## The problem
Set down each line of the data below exactly as it stands, dropping the pictures.

## Given information
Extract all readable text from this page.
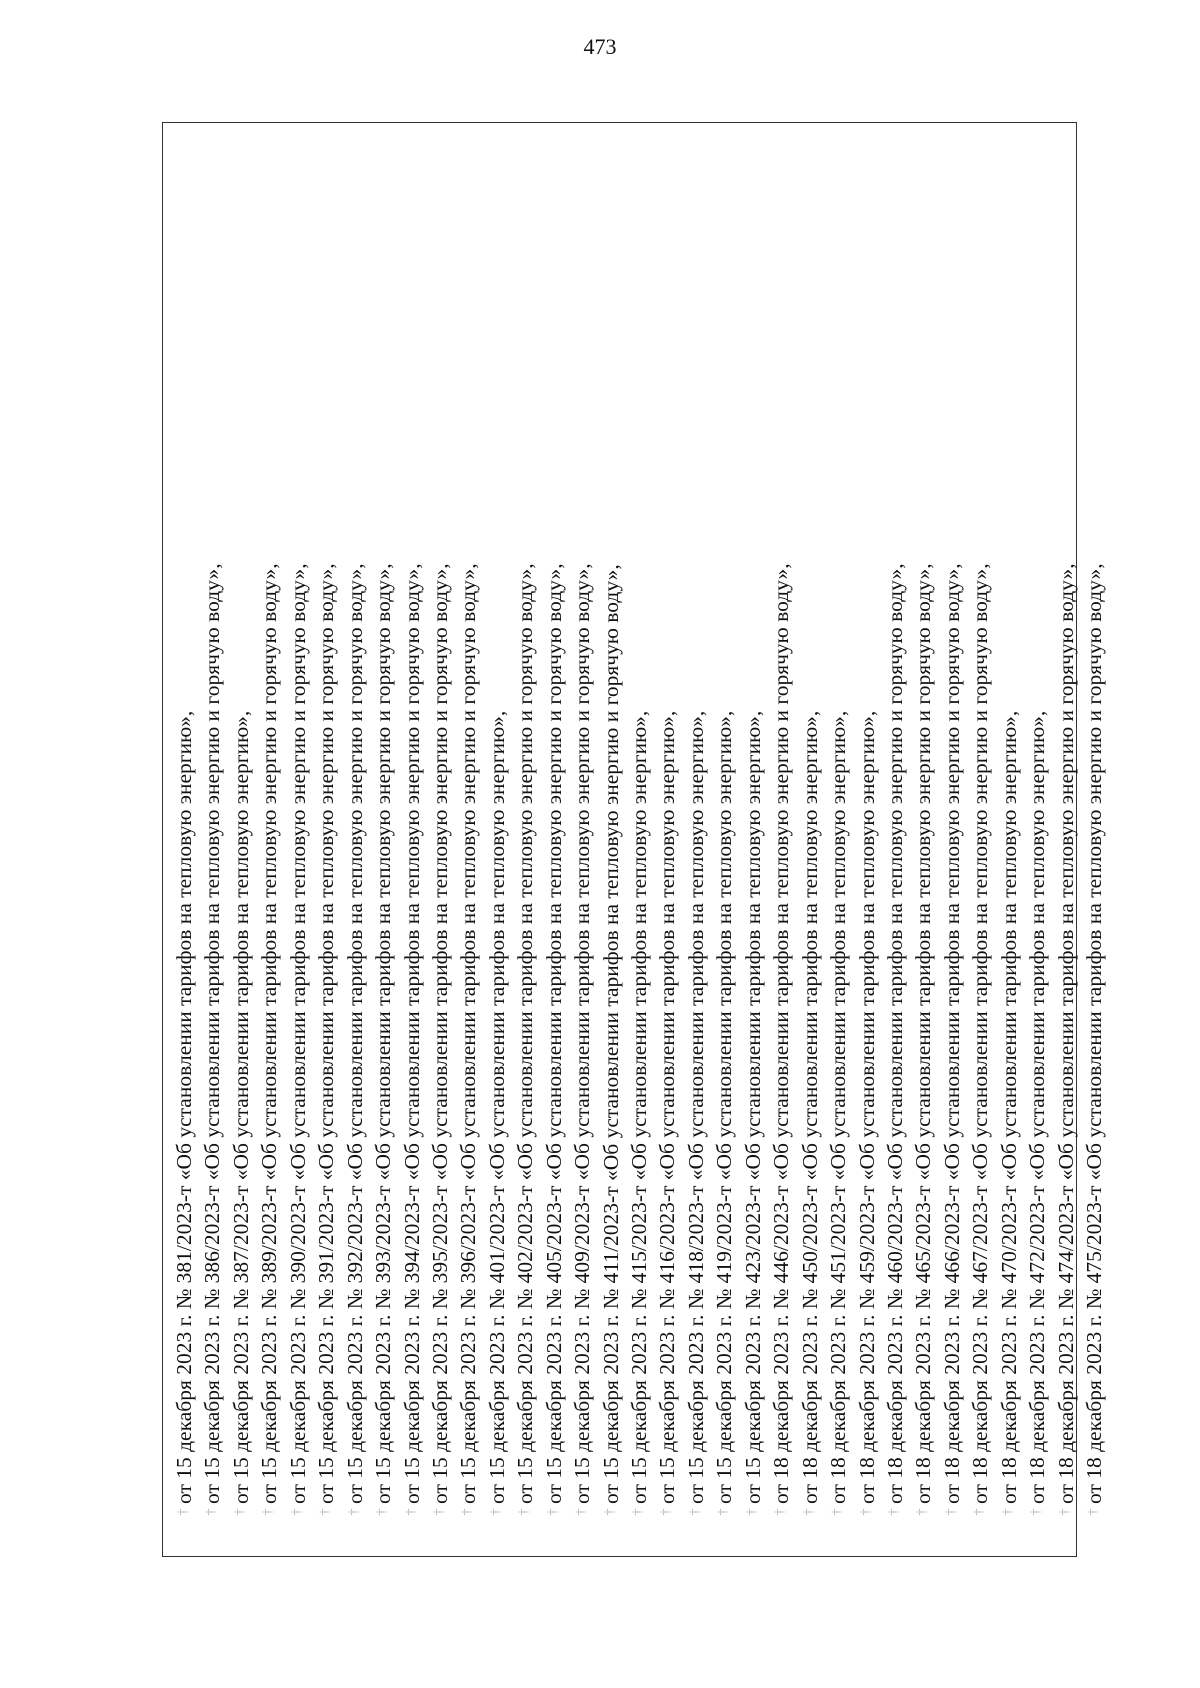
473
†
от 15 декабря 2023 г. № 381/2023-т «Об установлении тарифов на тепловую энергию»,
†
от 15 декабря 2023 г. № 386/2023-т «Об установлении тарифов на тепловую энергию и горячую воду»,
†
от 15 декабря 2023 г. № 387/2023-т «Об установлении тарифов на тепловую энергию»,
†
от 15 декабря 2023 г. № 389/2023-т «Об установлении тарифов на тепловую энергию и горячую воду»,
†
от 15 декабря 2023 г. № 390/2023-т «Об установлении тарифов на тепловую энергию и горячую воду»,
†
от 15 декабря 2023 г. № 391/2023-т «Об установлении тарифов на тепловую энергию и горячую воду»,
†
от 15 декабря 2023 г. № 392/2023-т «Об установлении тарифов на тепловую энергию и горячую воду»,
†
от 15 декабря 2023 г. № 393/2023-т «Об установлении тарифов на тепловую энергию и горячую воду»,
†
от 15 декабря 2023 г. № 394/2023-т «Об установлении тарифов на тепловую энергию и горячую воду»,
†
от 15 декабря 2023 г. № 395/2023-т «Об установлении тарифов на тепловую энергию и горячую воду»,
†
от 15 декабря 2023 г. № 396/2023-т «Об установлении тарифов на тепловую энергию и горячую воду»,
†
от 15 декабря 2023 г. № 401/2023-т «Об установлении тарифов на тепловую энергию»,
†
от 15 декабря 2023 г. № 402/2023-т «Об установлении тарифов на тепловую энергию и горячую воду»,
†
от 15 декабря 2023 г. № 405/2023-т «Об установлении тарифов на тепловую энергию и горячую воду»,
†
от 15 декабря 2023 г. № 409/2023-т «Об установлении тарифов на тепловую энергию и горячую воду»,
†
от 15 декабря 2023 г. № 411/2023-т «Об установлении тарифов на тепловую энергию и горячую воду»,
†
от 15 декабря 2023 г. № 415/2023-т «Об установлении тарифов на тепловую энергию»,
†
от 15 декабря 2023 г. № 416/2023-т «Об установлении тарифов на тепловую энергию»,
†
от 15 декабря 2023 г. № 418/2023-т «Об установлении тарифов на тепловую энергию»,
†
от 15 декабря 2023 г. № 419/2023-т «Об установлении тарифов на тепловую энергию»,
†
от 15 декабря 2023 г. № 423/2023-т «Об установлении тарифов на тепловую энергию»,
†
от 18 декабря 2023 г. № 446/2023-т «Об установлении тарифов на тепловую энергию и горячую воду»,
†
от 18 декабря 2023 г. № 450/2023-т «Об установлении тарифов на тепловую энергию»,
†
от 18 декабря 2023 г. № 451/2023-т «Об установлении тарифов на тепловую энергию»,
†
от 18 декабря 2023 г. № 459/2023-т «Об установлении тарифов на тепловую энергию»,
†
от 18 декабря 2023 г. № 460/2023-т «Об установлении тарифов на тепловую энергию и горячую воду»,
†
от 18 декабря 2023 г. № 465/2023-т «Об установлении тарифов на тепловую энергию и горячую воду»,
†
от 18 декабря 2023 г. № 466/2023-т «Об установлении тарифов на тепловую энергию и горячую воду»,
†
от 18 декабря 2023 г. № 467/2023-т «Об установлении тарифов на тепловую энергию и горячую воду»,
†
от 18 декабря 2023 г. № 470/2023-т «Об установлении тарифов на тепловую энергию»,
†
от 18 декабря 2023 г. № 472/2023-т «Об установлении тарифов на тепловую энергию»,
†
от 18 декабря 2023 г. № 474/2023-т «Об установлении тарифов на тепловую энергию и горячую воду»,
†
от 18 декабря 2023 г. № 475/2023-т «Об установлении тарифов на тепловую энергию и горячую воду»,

## Complete output
Extract all readable text from this page.
473
†
от 15 декабря 2023 г. № 381/2023-т «Об установлении тарифов на тепловую энергию»,
†
от 15 декабря 2023 г. № 386/2023-т «Об установлении тарифов на тепловую энергию и горячую воду»,
†
от 15 декабря 2023 г. № 387/2023-т «Об установлении тарифов на тепловую энергию»,
†
от 15 декабря 2023 г. № 389/2023-т «Об установлении тарифов на тепловую энергию и горячую воду»,
†
от 15 декабря 2023 г. № 390/2023-т «Об установлении тарифов на тепловую энергию и горячую воду»,
†
от 15 декабря 2023 г. № 391/2023-т «Об установлении тарифов на тепловую энергию и горячую воду»,
†
от 15 декабря 2023 г. № 392/2023-т «Об установлении тарифов на тепловую энергию и горячую воду»,
†
от 15 декабря 2023 г. № 393/2023-т «Об установлении тарифов на тепловую энергию и горячую воду»,
†
от 15 декабря 2023 г. № 394/2023-т «Об установлении тарифов на тепловую энергию и горячую воду»,
†
от 15 декабря 2023 г. № 395/2023-т «Об установлении тарифов на тепловую энергию и горячую воду»,
†
от 15 декабря 2023 г. № 396/2023-т «Об установлении тарифов на тепловую энергию и горячую воду»,
†
от 15 декабря 2023 г. № 401/2023-т «Об установлении тарифов на тепловую энергию»,
†
от 15 декабря 2023 г. № 402/2023-т «Об установлении тарифов на тепловую энергию и горячую воду»,
†
от 15 декабря 2023 г. № 405/2023-т «Об установлении тарифов на тепловую энергию и горячую воду»,
†
от 15 декабря 2023 г. № 409/2023-т «Об установлении тарифов на тепловую энергию и горячую воду»,
†
от 15 декабря 2023 г. № 411/2023-т «Об установлении тарифов на тепловую энергию и горячую воду»,
†
от 15 декабря 2023 г. № 415/2023-т «Об установлении тарифов на тепловую энергию»,
†
от 15 декабря 2023 г. № 416/2023-т «Об установлении тарифов на тепловую энергию»,
†
от 15 декабря 2023 г. № 418/2023-т «Об установлении тарифов на тепловую энергию»,
†
от 15 декабря 2023 г. № 419/2023-т «Об установлении тарифов на тепловую энергию»,
†
от 15 декабря 2023 г. № 423/2023-т «Об установлении тарифов на тепловую энергию»,
†
от 18 декабря 2023 г. № 446/2023-т «Об установлении тарифов на тепловую энергию и горячую воду»,
†
от 18 декабря 2023 г. № 450/2023-т «Об установлении тарифов на тепловую энергию»,
†
от 18 декабря 2023 г. № 451/2023-т «Об установлении тарифов на тепловую энергию»,
†
от 18 декабря 2023 г. № 459/2023-т «Об установлении тарифов на тепловую энергию»,
†
от 18 декабря 2023 г. № 460/2023-т «Об установлении тарифов на тепловую энергию и горячую воду»,
†
от 18 декабря 2023 г. № 465/2023-т «Об установлении тарифов на тепловую энергию и горячую воду»,
†
от 18 декабря 2023 г. № 466/2023-т «Об установлении тарифов на тепловую энергию и горячую воду»,
†
от 18 декабря 2023 г. № 467/2023-т «Об установлении тарифов на тепловую энергию и горячую воду»,
†
от 18 декабря 2023 г. № 470/2023-т «Об установлении тарифов на тепловую энергию»,
†
от 18 декабря 2023 г. № 472/2023-т «Об установлении тарифов на тепловую энергию»,
†
от 18 декабря 2023 г. № 474/2023-т «Об установлении тарифов на тепловую энергию и горячую воду»,
†
от 18 декабря 2023 г. № 475/2023-т «Об установлении тарифов на тепловую энергию и горячую воду»,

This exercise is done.